## begin Entries provided
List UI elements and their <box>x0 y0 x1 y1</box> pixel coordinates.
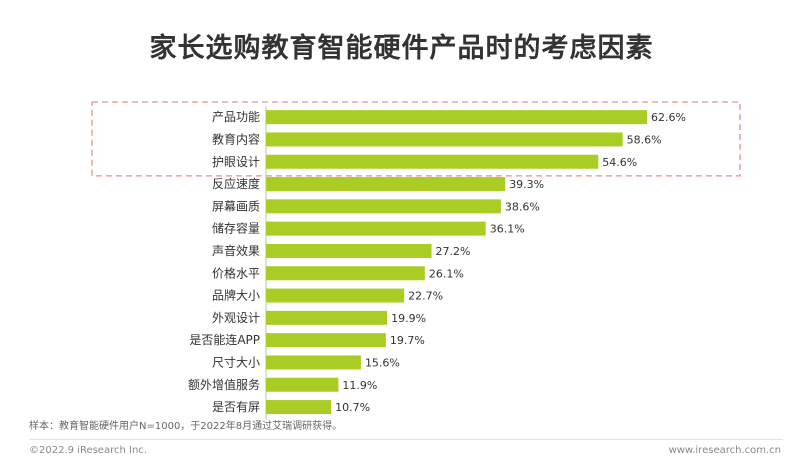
bar-9 <box>266 288 405 303</box>
value-label-4: 39.3% <box>509 178 544 191</box>
value-label-9: 22.7% <box>408 290 443 303</box>
bar-1 <box>266 110 647 125</box>
footer-divider <box>29 439 783 440</box>
value-label-11: 19.7% <box>390 334 425 347</box>
value-label-12: 15.6% <box>365 356 400 369</box>
category-label-1: 产品功能 <box>212 110 260 124</box>
value-label-6: 36.1% <box>490 223 525 236</box>
bar-5 <box>266 199 501 214</box>
value-label-3: 54.6% <box>602 156 637 169</box>
category-label-9: 品牌大小 <box>212 289 260 303</box>
bar-10 <box>266 310 388 325</box>
category-label-5: 屏幕画质 <box>212 199 260 213</box>
value-label-10: 19.9% <box>391 312 426 325</box>
chart-title: 家长选购教育智能硬件产品时的考虑因素 <box>149 33 654 64</box>
value-label-13: 11.9% <box>342 379 377 392</box>
bar-3 <box>266 154 599 169</box>
copyright-text: ©2022.9 iResearch Inc. <box>29 445 147 456</box>
category-label-3: 护眼设计 <box>212 155 260 169</box>
highlight-box <box>91 101 741 177</box>
bar-4 <box>266 177 506 192</box>
bar-7 <box>266 243 432 258</box>
bar-13 <box>266 377 339 392</box>
category-label-4: 反应速度 <box>212 176 260 191</box>
website-link[interactable]: www.iresearch.com.cn <box>668 445 781 456</box>
bar-14 <box>266 400 332 415</box>
category-label-10: 外观设计 <box>212 311 260 325</box>
bar-8 <box>266 266 425 281</box>
category-label-8: 价格水平 <box>212 265 260 280</box>
bar-11 <box>266 333 386 348</box>
value-label-14: 10.7% <box>335 401 370 414</box>
sample-note: 样本：教育智能硬件用户N=1000，于2022年8月通过艾瑞调研获得。 <box>29 421 343 432</box>
bar-2 <box>266 132 623 147</box>
value-label-1: 62.6% <box>651 111 686 124</box>
value-label-5: 38.6% <box>505 200 540 213</box>
bar-chart: 产品功能 62.6% 教育内容 58.6% 护眼设计 54.6% 反应速度 39.3% 屏幕画质… <box>91 101 741 420</box>
value-label-2: 58.6% <box>627 133 662 146</box>
category-label-11: 是否能连APP <box>189 332 260 347</box>
value-label-7: 27.2% <box>436 245 471 258</box>
category-label-6: 储存容量 <box>212 221 260 236</box>
value-label-8: 26.1% <box>429 267 464 280</box>
category-label-13: 额外增值服务 <box>188 377 260 392</box>
bar-6 <box>266 221 486 236</box>
bar-12 <box>266 355 361 370</box>
category-label-14: 是否有屏 <box>212 400 260 414</box>
category-label-7: 声音效果 <box>212 243 260 258</box>
category-label-12: 尺寸大小 <box>212 355 260 369</box>
category-label-2: 教育内容 <box>212 131 260 146</box>
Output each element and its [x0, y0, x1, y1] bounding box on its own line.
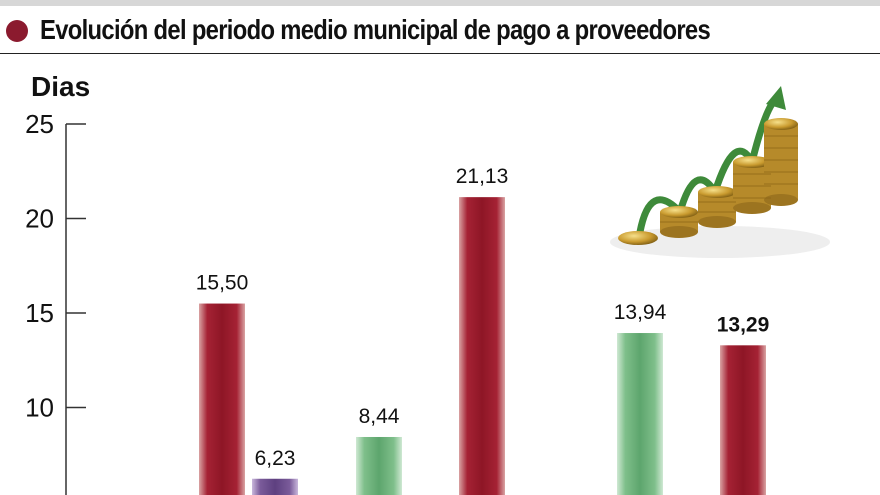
bar-7 — [720, 345, 766, 495]
bar-5 — [617, 333, 663, 495]
y-tick-label: 15 — [25, 298, 54, 328]
bar-value-label: 6,23 — [255, 447, 296, 470]
bars-group: 15,50 6,23 8,44 21,13 13,94 13,29 — [196, 165, 770, 495]
bar-value-label: 13,29 — [717, 313, 770, 336]
coins-growth-icon — [610, 86, 830, 258]
y-axis: 25 20 15 10 — [25, 109, 86, 495]
chart-header: Evolución del periodo medio municipal de… — [0, 9, 880, 54]
title-bullet-icon — [6, 20, 28, 42]
bar-value-label: 13,94 — [614, 301, 667, 324]
chart-title: Evolución del periodo medio municipal de… — [40, 14, 711, 45]
y-tick-label: 25 — [25, 109, 54, 139]
y-axis-label: Dias — [31, 71, 90, 102]
bar-value-label: 15,50 — [196, 272, 249, 295]
bar-1 — [199, 303, 245, 495]
bar-4 — [459, 197, 505, 495]
bar-value-label: 8,44 — [359, 405, 400, 428]
bar-value-label: 21,13 — [456, 165, 509, 188]
y-tick-label: 10 — [25, 393, 54, 423]
top-bar — [0, 0, 880, 6]
y-tick-label: 20 — [25, 204, 54, 234]
bar-3 — [356, 436, 402, 495]
bar-2 — [252, 478, 298, 495]
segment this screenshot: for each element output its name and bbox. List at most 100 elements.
## end Entries provided
▶ Direction
Identify each line of the material above that contains the word "elements", and copy those lines out in full. Case counts.

▶ Finished task
List UI elements and their <box>x0 y0 x1 y1</box> pixel coordinates.
segment this screenshot: for each element output its name and bbox. List at most 100 elements.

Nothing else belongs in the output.